- [Exercise goal]: Leave out the pictures and reproduce all of the data exactly.

- [Data to use]:
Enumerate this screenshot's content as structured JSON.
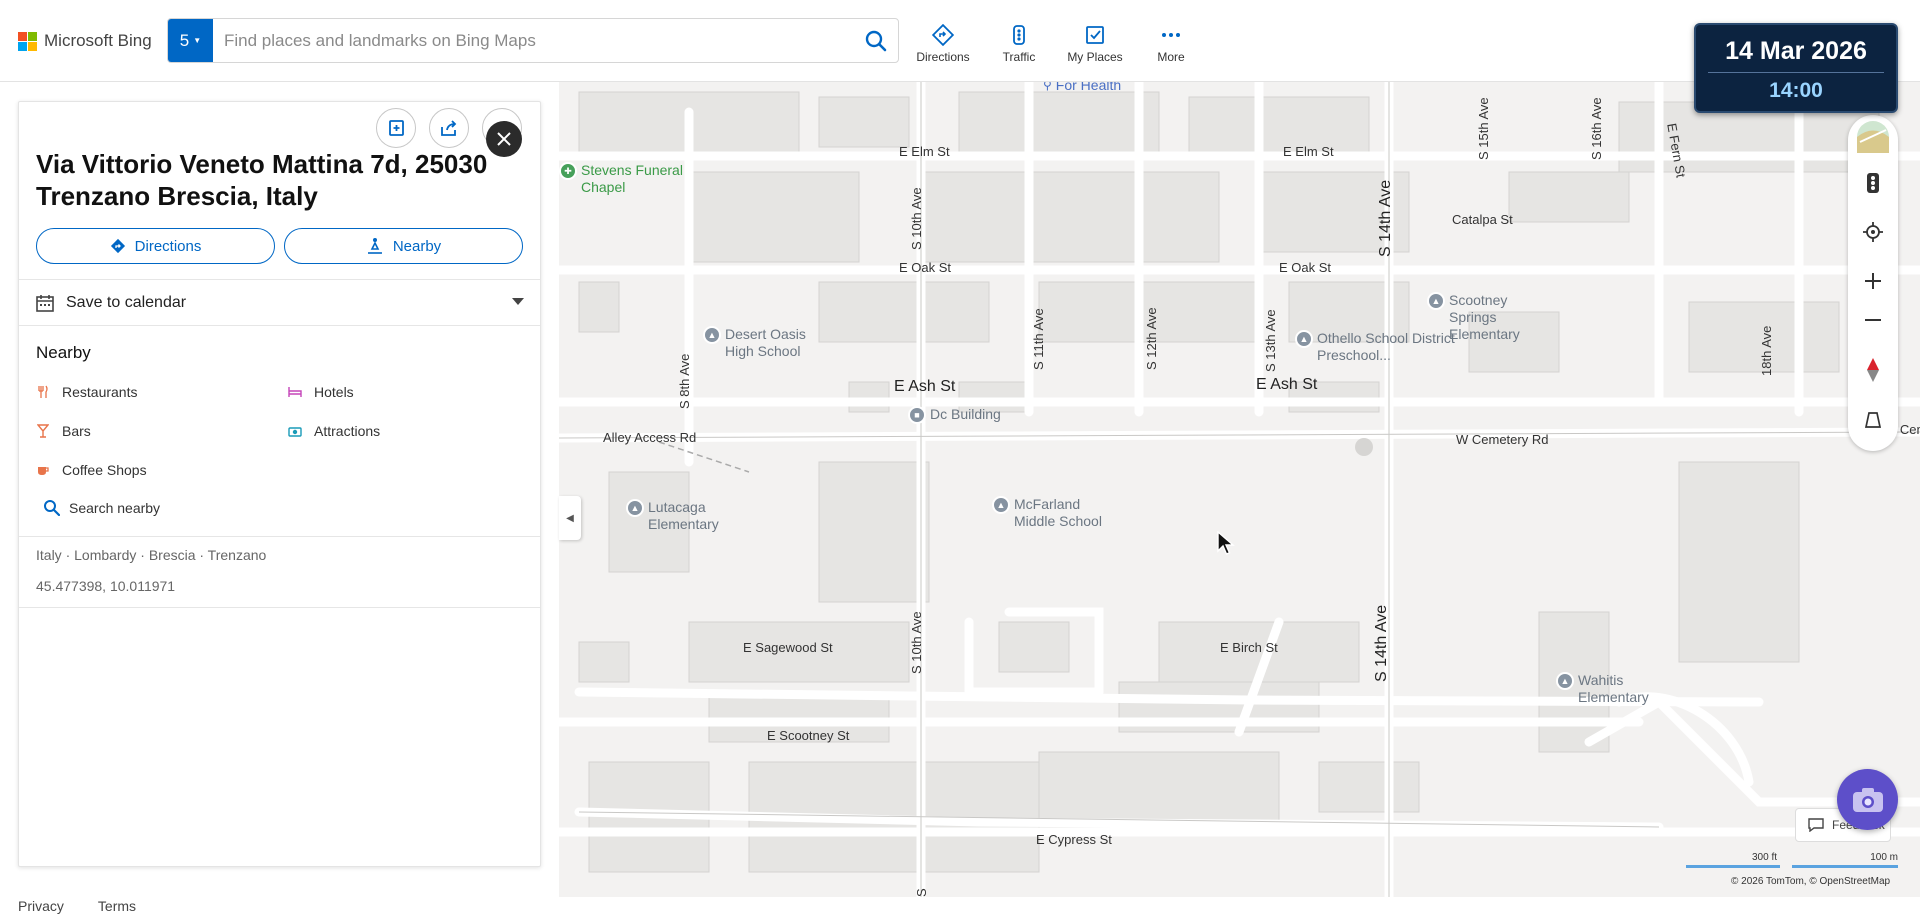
{
  "header": {
    "logo_text": "Microsoft Bing",
    "logo_colors": [
      "#f25022",
      "#7fba00",
      "#00a4ef",
      "#ffb900"
    ],
    "results_count": "5",
    "search_placeholder": "Find places and landmarks on Bing Maps",
    "nav": [
      {
        "label": "Directions",
        "icon": "directions-icon"
      },
      {
        "label": "Traffic",
        "icon": "traffic-icon"
      },
      {
        "label": "My Places",
        "icon": "my-places-icon"
      },
      {
        "label": "More",
        "icon": "more-icon"
      }
    ],
    "accent_color": "#0067c5"
  },
  "datetime": {
    "date": "14 Mar 2026",
    "time": "14:00"
  },
  "panel": {
    "title": "Via Vittorio Veneto Mattina 7d, 25030 Trenzano Brescia, Italy",
    "directions_label": "Directions",
    "nearby_label": "Nearby",
    "calendar_label": "Save to calendar",
    "nearby_heading": "Nearby",
    "categories": [
      {
        "label": "Restaurants",
        "icon": "restaurant-icon"
      },
      {
        "label": "Hotels",
        "icon": "hotel-icon"
      },
      {
        "label": "Bars",
        "icon": "bar-icon"
      },
      {
        "label": "Attractions",
        "icon": "attraction-icon"
      },
      {
        "label": "Coffee Shops",
        "icon": "coffee-icon"
      }
    ],
    "search_nearby_label": "Search nearby",
    "breadcrumb": "Italy · Lombardy · Brescia · Trenzano",
    "coordinates": "45.477398, 10.011971"
  },
  "footer": {
    "privacy": "Privacy",
    "terms": "Terms"
  },
  "map": {
    "streets": {
      "e_elm_1": "E Elm St",
      "e_elm_2": "E Elm St",
      "e_oak_1": "E Oak St",
      "e_oak_2": "E Oak St",
      "e_ash_1": "E Ash St",
      "e_ash_2": "E Ash St",
      "catalpa": "Catalpa St",
      "alley": "Alley Access Rd",
      "w_cemetery": "W Cemetery Rd",
      "cem_partial": "W Cem",
      "sagewood": "E Sagewood St",
      "birch": "E Birch St",
      "scootney": "E Scootney St",
      "cypress": "E Cypress St",
      "s10_top": "S 10th Ave",
      "s10_bottom": "S 10th Ave",
      "s14_top": "S 14th Ave",
      "s14_bottom": "S 14th Ave",
      "s8": "S 8th Ave",
      "s11": "S 11th Ave",
      "s12": "S 12th Ave",
      "s13": "S 13th Ave",
      "s15": "S 15th Ave",
      "s16": "S 16th Ave",
      "s18": "18th Ave",
      "fern": "E Fern St",
      "s_partial": "S"
    },
    "pois": {
      "for_health": "For Health",
      "stevens": "Stevens Funeral Chapel",
      "desert_oasis": "Desert Oasis High School",
      "dc_building": "Dc Building",
      "othello": "Othello School District Preschool...",
      "scootney_springs": "Scootney Springs Elementary",
      "lutacaga": "Lutacaga Elementary",
      "mcfarland": "McFarland Middle School",
      "wahitis": "Wahitis Elementary"
    },
    "feedback_label": "Feedback",
    "scale_ft": "300 ft",
    "scale_m": "100 m",
    "copyright": "© 2026 TomTom,  © OpenStreetMap"
  }
}
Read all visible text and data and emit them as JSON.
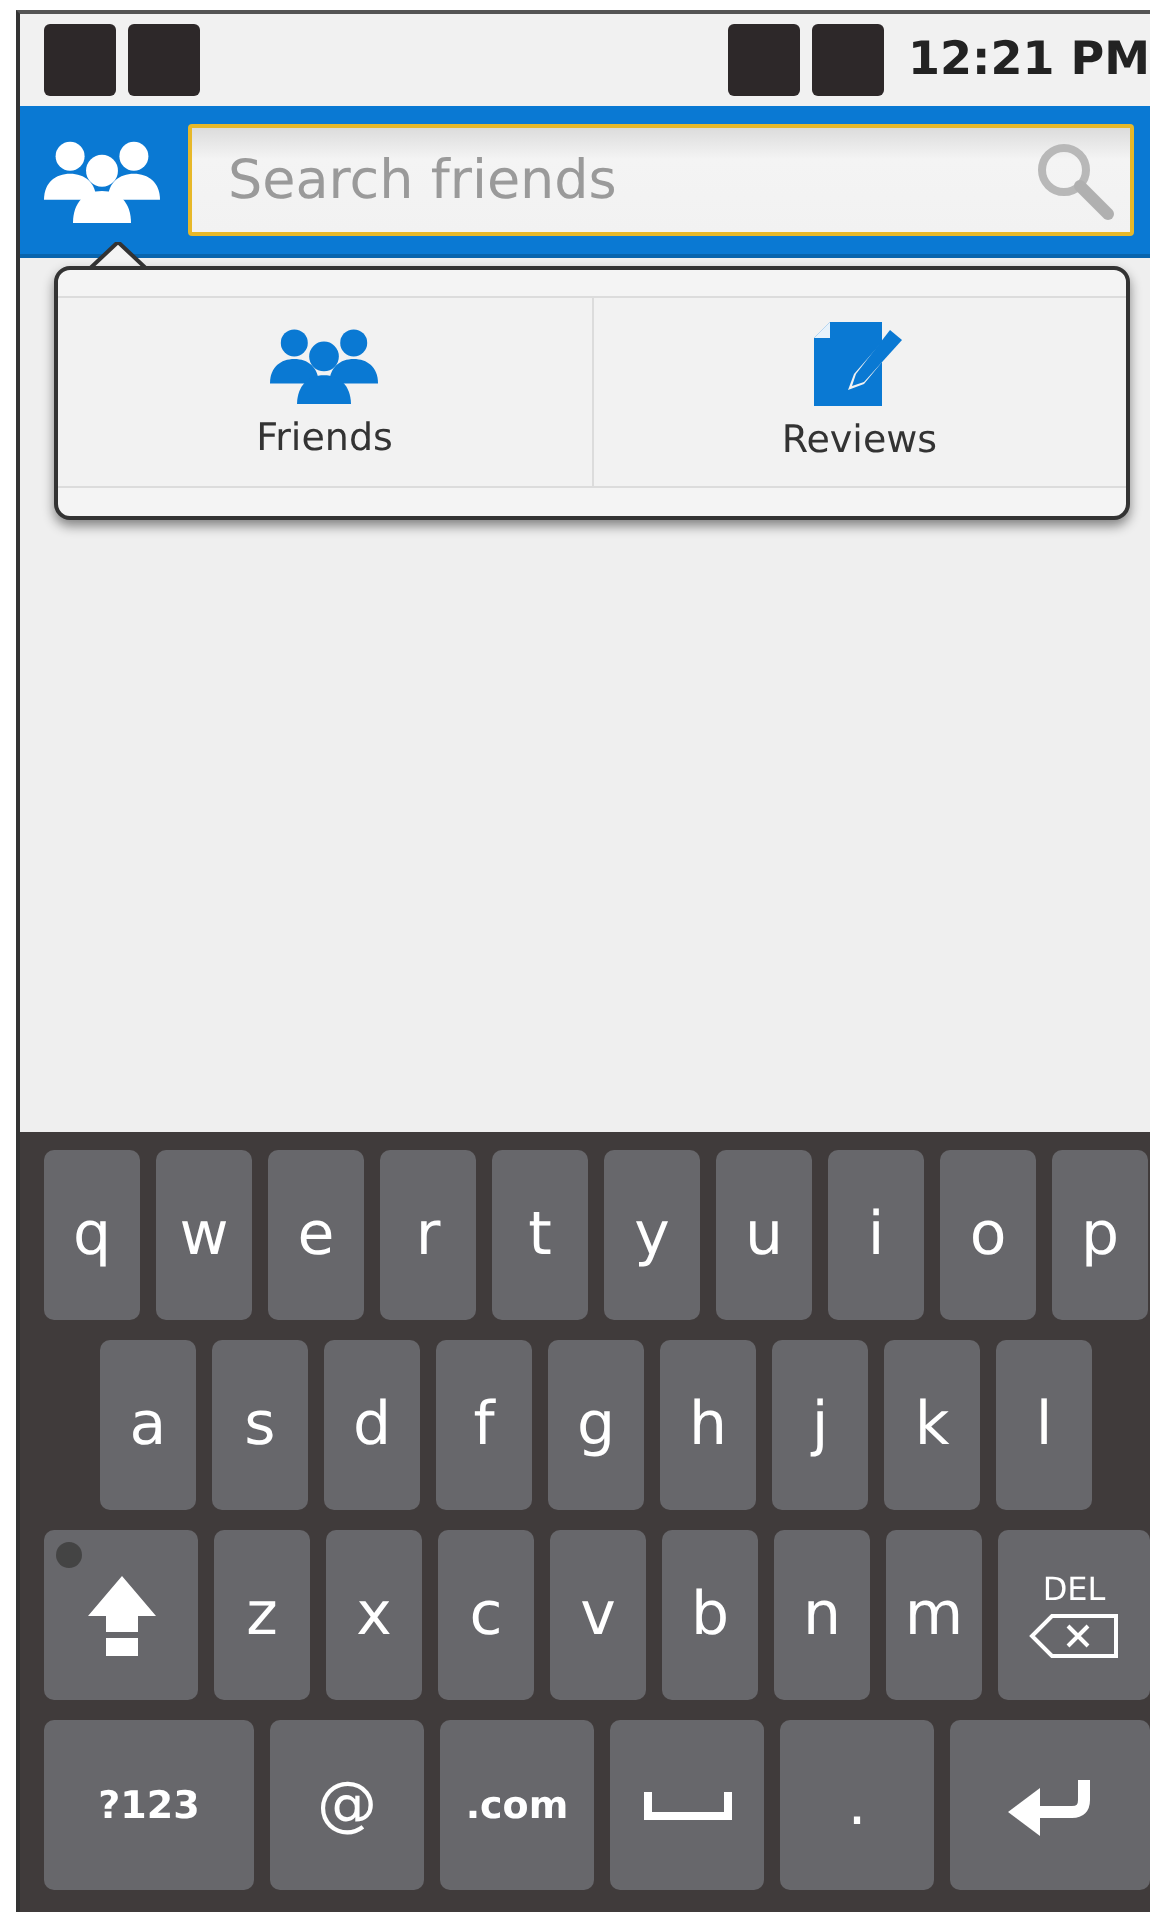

- [Complete response]:
Enumerate this screenshot's content as structured JSON.
{
  "header": {
    "logo_text": "Microsoft Bing",
    "logo_colors": [
      "#f25022",
      "#7fba00",
      "#00a4ef",
      "#ffb900"
    ],
    "results_count": "5",
    "search_placeholder": "Find places and landmarks on Bing Maps",
    "nav": [
      {
        "label": "Directions",
        "icon": "directions-icon"
      },
      {
        "label": "Traffic",
        "icon": "traffic-icon"
      },
      {
        "label": "My Places",
        "icon": "my-places-icon"
      },
      {
        "label": "More",
        "icon": "more-icon"
      }
    ],
    "accent_color": "#0067c5"
  },
  "datetime": {
    "date": "14 Mar 2026",
    "time": "14:00"
  },
  "panel": {
    "title": "Via Vittorio Veneto Mattina 7d, 25030 Trenzano Brescia, Italy",
    "directions_label": "Directions",
    "nearby_label": "Nearby",
    "calendar_label": "Save to calendar",
    "nearby_heading": "Nearby",
    "categories": [
      {
        "label": "Restaurants",
        "icon": "restaurant-icon"
      },
      {
        "label": "Hotels",
        "icon": "hotel-icon"
      },
      {
        "label": "Bars",
        "icon": "bar-icon"
      },
      {
        "label": "Attractions",
        "icon": "attraction-icon"
      },
      {
        "label": "Coffee Shops",
        "icon": "coffee-icon"
      }
    ],
    "search_nearby_label": "Search nearby",
    "breadcrumb": "Italy · Lombardy · Brescia · Trenzano",
    "coordinates": "45.477398, 10.011971"
  },
  "footer": {
    "privacy": "Privacy",
    "terms": "Terms"
  },
  "map": {
    "streets": {
      "e_elm_1": "E Elm St",
      "e_elm_2": "E Elm St",
      "e_oak_1": "E Oak St",
      "e_oak_2": "E Oak St",
      "e_ash_1": "E Ash St",
      "e_ash_2": "E Ash St",
      "catalpa": "Catalpa St",
      "alley": "Alley Access Rd",
      "w_cemetery": "W Cemetery Rd",
      "cem_partial": "W Cem",
      "sagewood": "E Sagewood St",
      "birch": "E Birch St",
      "scootney": "E Scootney St",
      "cypress": "E Cypress St",
      "s10_top": "S 10th Ave",
      "s10_bottom": "S 10th Ave",
      "s14_top": "S 14th Ave",
      "s14_bottom": "S 14th Ave",
      "s8": "S 8th Ave",
      "s11": "S 11th Ave",
      "s12": "S 12th Ave",
      "s13": "S 13th Ave",
      "s15": "S 15th Ave",
      "s16": "S 16th Ave",
      "s18": "18th Ave",
      "fern": "E Fern St",
      "s_partial": "S"
    },
    "pois": {
      "for_health": "For Health",
      "stevens": "Stevens Funeral Chapel",
      "desert_oasis": "Desert Oasis High School",
      "dc_building": "Dc Building",
      "othello": "Othello School District Preschool...",
      "scootney_springs": "Scootney Springs Elementary",
      "lutacaga": "Lutacaga Elementary",
      "mcfarland": "McFarland Middle School",
      "wahitis": "Wahitis Elementary"
    },
    "feedback_label": "Feedback",
    "scale_ft": "300 ft",
    "scale_m": "100 m",
    "copyright": "© 2026 TomTom,  © OpenStreetMap"
  }
}
Read all visible text and data and emit them as JSON.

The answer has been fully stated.